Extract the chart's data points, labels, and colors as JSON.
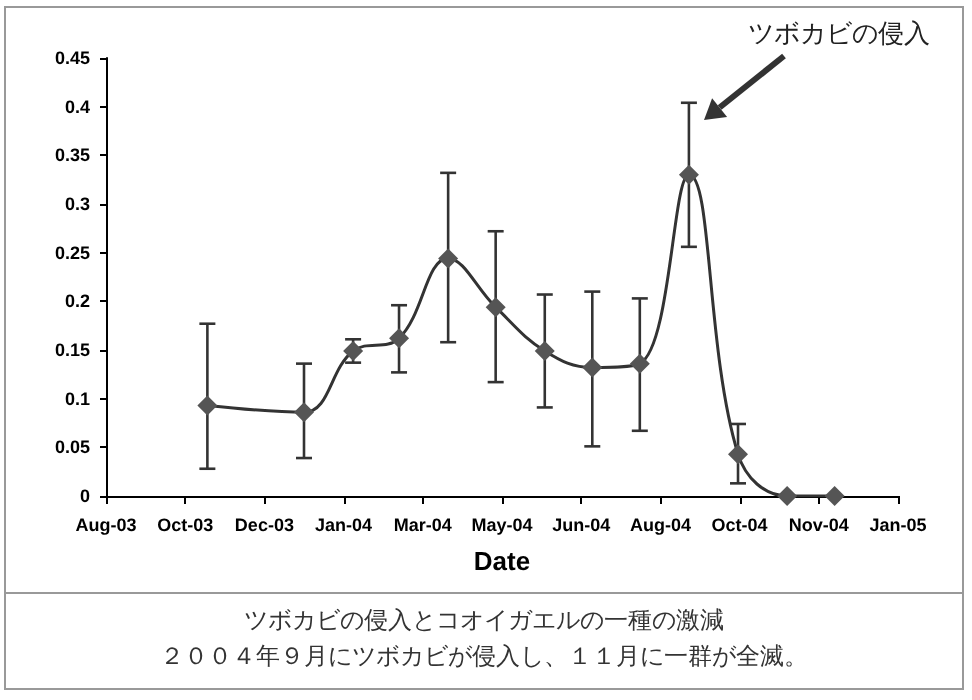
{
  "chart_data": {
    "type": "line",
    "xlabel": "Date",
    "x": [
      "2003-11-01",
      "2004-01-01",
      "2004-02-01",
      "2004-03-01",
      "2004-04-01",
      "2004-05-01",
      "2004-06-01",
      "2004-07-01",
      "2004-07-31",
      "2004-08-31",
      "2004-10-01",
      "2004-11-01",
      "2004-12-01"
    ],
    "series": [
      {
        "color": "#555555",
        "values": [
          0.093,
          0.086,
          0.149,
          0.162,
          0.244,
          0.194,
          0.149,
          0.132,
          0.136,
          0.33,
          0.043,
          0,
          0
        ],
        "errors": [
          [
            0.028,
            0.177
          ],
          [
            0.039,
            0.136
          ],
          [
            0.137,
            0.161
          ],
          [
            0.127,
            0.196
          ],
          [
            0.158,
            0.332
          ],
          [
            0.117,
            0.272
          ],
          [
            0.091,
            0.207
          ],
          [
            0.051,
            0.21
          ],
          [
            0.067,
            0.203
          ],
          [
            0.256,
            0.404
          ],
          [
            0.013,
            0.074
          ],
          null,
          null
        ]
      }
    ],
    "xlim": [
      "2003-08-29",
      "2005-01-10"
    ],
    "xticks": [
      {
        "value": "2003-08-29",
        "label": "Aug-03"
      },
      {
        "value": "2003-10-18",
        "label": "Oct-03"
      },
      {
        "value": "2003-12-07",
        "label": "Dec-03"
      },
      {
        "value": "2004-01-26",
        "label": "Jan-04"
      },
      {
        "value": "2004-03-16",
        "label": "Mar-04"
      },
      {
        "value": "2004-05-05",
        "label": "May-04"
      },
      {
        "value": "2004-06-24",
        "label": "Jun-04"
      },
      {
        "value": "2004-08-13",
        "label": "Aug-04"
      },
      {
        "value": "2004-10-02",
        "label": "Oct-04"
      },
      {
        "value": "2004-11-21",
        "label": "Nov-04"
      },
      {
        "value": "2005-01-10",
        "label": "Jan-05"
      }
    ],
    "ylim": [
      0,
      0.45
    ],
    "yticks": [
      0,
      0.05,
      0.1,
      0.15,
      0.2,
      0.25,
      0.3,
      0.35,
      0.4,
      0.45
    ],
    "grid": false,
    "marker": "diamond",
    "line_style": "solid",
    "annotations": [
      "ツボカビの侵入",
      "ツボカビの侵入とコオイガエルの一種の激減",
      "２００４年９月にツボカビが侵入し、１１月に一群が全滅。"
    ]
  }
}
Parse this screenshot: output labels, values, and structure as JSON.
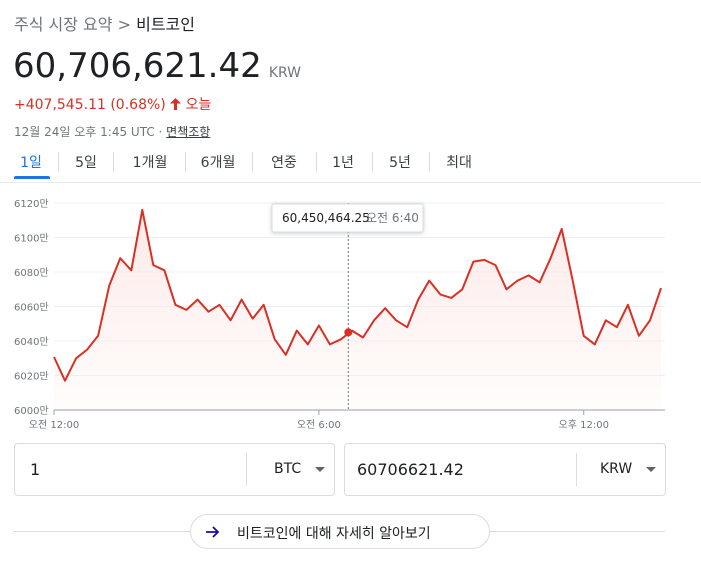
{
  "breadcrumb": {
    "parent": "주식 시장 요약",
    "separator": ">",
    "current": "비트코인"
  },
  "quote": {
    "price": "60,706,621.42",
    "currency": "KRW",
    "change": "+407,545.11 (0.68%)",
    "period": "오늘",
    "timestamp": "12월 24일 오후 1:45 UTC ·",
    "disclaimer": "면책조항"
  },
  "tabs": [
    "1일",
    "5일",
    "1개월",
    "6개월",
    "연중",
    "1년",
    "5년",
    "최대"
  ],
  "chart_data": {
    "type": "line",
    "color": "#d93025",
    "grid": true,
    "x": [
      0,
      0.25,
      0.5,
      0.75,
      1,
      1.25,
      1.5,
      1.75,
      2,
      2.25,
      2.5,
      2.75,
      3,
      3.25,
      3.5,
      3.75,
      4,
      4.25,
      4.5,
      4.75,
      5,
      5.25,
      5.5,
      5.75,
      6,
      6.25,
      6.5,
      6.75,
      7,
      7.25,
      7.5,
      7.75,
      8,
      8.25,
      8.5,
      8.75,
      9,
      9.25,
      9.5,
      9.75,
      10,
      10.25,
      10.5,
      10.75,
      11,
      11.25,
      11.5,
      11.75,
      12,
      12.25,
      12.5,
      12.75,
      13,
      13.25,
      13.5,
      13.75
    ],
    "values": [
      60307000,
      60170000,
      60300000,
      60350000,
      60430000,
      60720000,
      60880000,
      60810000,
      61160000,
      60840000,
      60810000,
      60610000,
      60580000,
      60640000,
      60570000,
      60610000,
      60520000,
      60640000,
      60530000,
      60610000,
      60410000,
      60320000,
      60460000,
      60380000,
      60490000,
      60380000,
      60410000,
      60460000,
      60420000,
      60520000,
      60590000,
      60520000,
      60480000,
      60640000,
      60750000,
      60670000,
      60650000,
      60700000,
      60860000,
      60870000,
      60840000,
      60700000,
      60750000,
      60780000,
      60740000,
      60880000,
      61050000,
      60750000,
      60430000,
      60380000,
      60520000,
      60480000,
      60610000,
      60430000,
      60520000,
      60706621.42
    ],
    "xlim": [
      0,
      13.75
    ],
    "xticks": [
      {
        "value": 0,
        "label": "오전 12:00"
      },
      {
        "value": 6,
        "label": "오전 6:00"
      },
      {
        "value": 12,
        "label": "오후 12:00"
      }
    ],
    "ylim": [
      60000000,
      61250000
    ],
    "yticks": [
      {
        "value": 60000000,
        "label": "6000만"
      },
      {
        "value": 60200000,
        "label": "6020만"
      },
      {
        "value": 60400000,
        "label": "6040만"
      },
      {
        "value": 60600000,
        "label": "6060만"
      },
      {
        "value": 60800000,
        "label": "6080만"
      },
      {
        "value": 61000000,
        "label": "6100만"
      },
      {
        "value": 61200000,
        "label": "6120만"
      }
    ],
    "tooltip": {
      "x": 6.6667,
      "value": 60450464.25,
      "value_label": "60,450,464.25",
      "time_label": "오전 6:40"
    }
  },
  "converter": {
    "amount": "1",
    "from": "BTC",
    "result": "60706621.42",
    "to": "KRW"
  },
  "more_link": "비트코인에 대해 자세히 알아보기"
}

--- --- ---

EXERCISE INSTRUCTIONS:
Retype each line of the listing above word for word. Exclude the pictures.

EXERCISE RESPONSE:
Extract the chart's data points, labels, and colors as JSON.
{
  "chart_data": {
    "type": "line",
    "xlabel": "Date",
    "x": [
      "2003-11-01",
      "2004-01-01",
      "2004-02-01",
      "2004-03-01",
      "2004-04-01",
      "2004-05-01",
      "2004-06-01",
      "2004-07-01",
      "2004-07-31",
      "2004-08-31",
      "2004-10-01",
      "2004-11-01",
      "2004-12-01"
    ],
    "series": [
      {
        "color": "#555555",
        "values": [
          0.093,
          0.086,
          0.149,
          0.162,
          0.244,
          0.194,
          0.149,
          0.132,
          0.136,
          0.33,
          0.043,
          0,
          0
        ],
        "errors": [
          [
            0.028,
            0.177
          ],
          [
            0.039,
            0.136
          ],
          [
            0.137,
            0.161
          ],
          [
            0.127,
            0.196
          ],
          [
            0.158,
            0.332
          ],
          [
            0.117,
            0.272
          ],
          [
            0.091,
            0.207
          ],
          [
            0.051,
            0.21
          ],
          [
            0.067,
            0.203
          ],
          [
            0.256,
            0.404
          ],
          [
            0.013,
            0.074
          ],
          null,
          null
        ]
      }
    ],
    "xlim": [
      "2003-08-29",
      "2005-01-10"
    ],
    "xticks": [
      {
        "value": "2003-08-29",
        "label": "Aug-03"
      },
      {
        "value": "2003-10-18",
        "label": "Oct-03"
      },
      {
        "value": "2003-12-07",
        "label": "Dec-03"
      },
      {
        "value": "2004-01-26",
        "label": "Jan-04"
      },
      {
        "value": "2004-03-16",
        "label": "Mar-04"
      },
      {
        "value": "2004-05-05",
        "label": "May-04"
      },
      {
        "value": "2004-06-24",
        "label": "Jun-04"
      },
      {
        "value": "2004-08-13",
        "label": "Aug-04"
      },
      {
        "value": "2004-10-02",
        "label": "Oct-04"
      },
      {
        "value": "2004-11-21",
        "label": "Nov-04"
      },
      {
        "value": "2005-01-10",
        "label": "Jan-05"
      }
    ],
    "ylim": [
      0,
      0.45
    ],
    "yticks": [
      0,
      0.05,
      0.1,
      0.15,
      0.2,
      0.25,
      0.3,
      0.35,
      0.4,
      0.45
    ],
    "grid": false,
    "marker": "diamond",
    "line_style": "solid",
    "annotations": [
      "ツボカビの侵入",
      "ツボカビの侵入とコオイガエルの一種の激減",
      "２００４年９月にツボカビが侵入し、１１月に一群が全滅。"
    ]
  }
}
Parse this screenshot: output labels, values, and structure as JSON.
{
  "breadcrumb": {
    "parent": "주식 시장 요약",
    "separator": ">",
    "current": "비트코인"
  },
  "quote": {
    "price": "60,706,621.42",
    "currency": "KRW",
    "change": "+407,545.11 (0.68%)",
    "period": "오늘",
    "timestamp": "12월 24일 오후 1:45 UTC ·",
    "disclaimer": "면책조항"
  },
  "tabs": [
    "1일",
    "5일",
    "1개월",
    "6개월",
    "연중",
    "1년",
    "5년",
    "최대"
  ],
  "chart_data": {
    "type": "line",
    "color": "#d93025",
    "grid": true,
    "x": [
      0,
      0.25,
      0.5,
      0.75,
      1,
      1.25,
      1.5,
      1.75,
      2,
      2.25,
      2.5,
      2.75,
      3,
      3.25,
      3.5,
      3.75,
      4,
      4.25,
      4.5,
      4.75,
      5,
      5.25,
      5.5,
      5.75,
      6,
      6.25,
      6.5,
      6.75,
      7,
      7.25,
      7.5,
      7.75,
      8,
      8.25,
      8.5,
      8.75,
      9,
      9.25,
      9.5,
      9.75,
      10,
      10.25,
      10.5,
      10.75,
      11,
      11.25,
      11.5,
      11.75,
      12,
      12.25,
      12.5,
      12.75,
      13,
      13.25,
      13.5,
      13.75
    ],
    "values": [
      60307000,
      60170000,
      60300000,
      60350000,
      60430000,
      60720000,
      60880000,
      60810000,
      61160000,
      60840000,
      60810000,
      60610000,
      60580000,
      60640000,
      60570000,
      60610000,
      60520000,
      60640000,
      60530000,
      60610000,
      60410000,
      60320000,
      60460000,
      60380000,
      60490000,
      60380000,
      60410000,
      60460000,
      60420000,
      60520000,
      60590000,
      60520000,
      60480000,
      60640000,
      60750000,
      60670000,
      60650000,
      60700000,
      60860000,
      60870000,
      60840000,
      60700000,
      60750000,
      60780000,
      60740000,
      60880000,
      61050000,
      60750000,
      60430000,
      60380000,
      60520000,
      60480000,
      60610000,
      60430000,
      60520000,
      60706621.42
    ],
    "xlim": [
      0,
      13.75
    ],
    "xticks": [
      {
        "value": 0,
        "label": "오전 12:00"
      },
      {
        "value": 6,
        "label": "오전 6:00"
      },
      {
        "value": 12,
        "label": "오후 12:00"
      }
    ],
    "ylim": [
      60000000,
      61250000
    ],
    "yticks": [
      {
        "value": 60000000,
        "label": "6000만"
      },
      {
        "value": 60200000,
        "label": "6020만"
      },
      {
        "value": 60400000,
        "label": "6040만"
      },
      {
        "value": 60600000,
        "label": "6060만"
      },
      {
        "value": 60800000,
        "label": "6080만"
      },
      {
        "value": 61000000,
        "label": "6100만"
      },
      {
        "value": 61200000,
        "label": "6120만"
      }
    ],
    "tooltip": {
      "x": 6.6667,
      "value": 60450464.25,
      "value_label": "60,450,464.25",
      "time_label": "오전 6:40"
    }
  },
  "converter": {
    "amount": "1",
    "from": "BTC",
    "result": "60706621.42",
    "to": "KRW"
  },
  "more_link": "비트코인에 대해 자세히 알아보기"
}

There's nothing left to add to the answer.